____ Material provided

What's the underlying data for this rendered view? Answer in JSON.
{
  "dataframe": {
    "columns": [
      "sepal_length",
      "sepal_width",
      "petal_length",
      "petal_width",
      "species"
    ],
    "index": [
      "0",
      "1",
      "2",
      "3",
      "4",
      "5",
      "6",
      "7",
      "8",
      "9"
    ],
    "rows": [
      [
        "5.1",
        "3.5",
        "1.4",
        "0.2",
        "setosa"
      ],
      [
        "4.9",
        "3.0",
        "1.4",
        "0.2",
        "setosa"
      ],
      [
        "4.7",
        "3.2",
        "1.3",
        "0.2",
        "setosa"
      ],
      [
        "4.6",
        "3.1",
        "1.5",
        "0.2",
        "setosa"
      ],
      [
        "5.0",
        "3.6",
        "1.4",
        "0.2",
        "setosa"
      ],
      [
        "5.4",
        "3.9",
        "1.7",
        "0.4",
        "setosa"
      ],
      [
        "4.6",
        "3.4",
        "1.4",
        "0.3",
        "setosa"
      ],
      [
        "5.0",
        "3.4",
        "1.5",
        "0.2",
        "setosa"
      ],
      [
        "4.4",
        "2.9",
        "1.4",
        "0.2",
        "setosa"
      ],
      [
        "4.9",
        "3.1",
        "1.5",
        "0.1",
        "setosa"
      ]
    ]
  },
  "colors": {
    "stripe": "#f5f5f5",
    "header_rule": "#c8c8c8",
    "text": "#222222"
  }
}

________

→ **What is expected**
Above are some records. Print them all exactly.

→ **Output of the exercise**
What's the underlying data for this rendered view? Answer in JSON.
{
  "dataframe": {
    "columns": [
      "sepal_length",
      "sepal_width",
      "petal_length",
      "petal_width",
      "species"
    ],
    "index": [
      "0",
      "1",
      "2",
      "3",
      "4",
      "5",
      "6",
      "7",
      "8",
      "9"
    ],
    "rows": [
      [
        "5.1",
        "3.5",
        "1.4",
        "0.2",
        "setosa"
      ],
      [
        "4.9",
        "3.0",
        "1.4",
        "0.2",
        "setosa"
      ],
      [
        "4.7",
        "3.2",
        "1.3",
        "0.2",
        "setosa"
      ],
      [
        "4.6",
        "3.1",
        "1.5",
        "0.2",
        "setosa"
      ],
      [
        "5.0",
        "3.6",
        "1.4",
        "0.2",
        "setosa"
      ],
      [
        "5.4",
        "3.9",
        "1.7",
        "0.4",
        "setosa"
      ],
      [
        "4.6",
        "3.4",
        "1.4",
        "0.3",
        "setosa"
      ],
      [
        "5.0",
        "3.4",
        "1.5",
        "0.2",
        "setosa"
      ],
      [
        "4.4",
        "2.9",
        "1.4",
        "0.2",
        "setosa"
      ],
      [
        "4.9",
        "3.1",
        "1.5",
        "0.1",
        "setosa"
      ]
    ]
  },
  "colors": {
    "stripe": "#f5f5f5",
    "header_rule": "#c8c8c8",
    "text": "#222222"
  }
}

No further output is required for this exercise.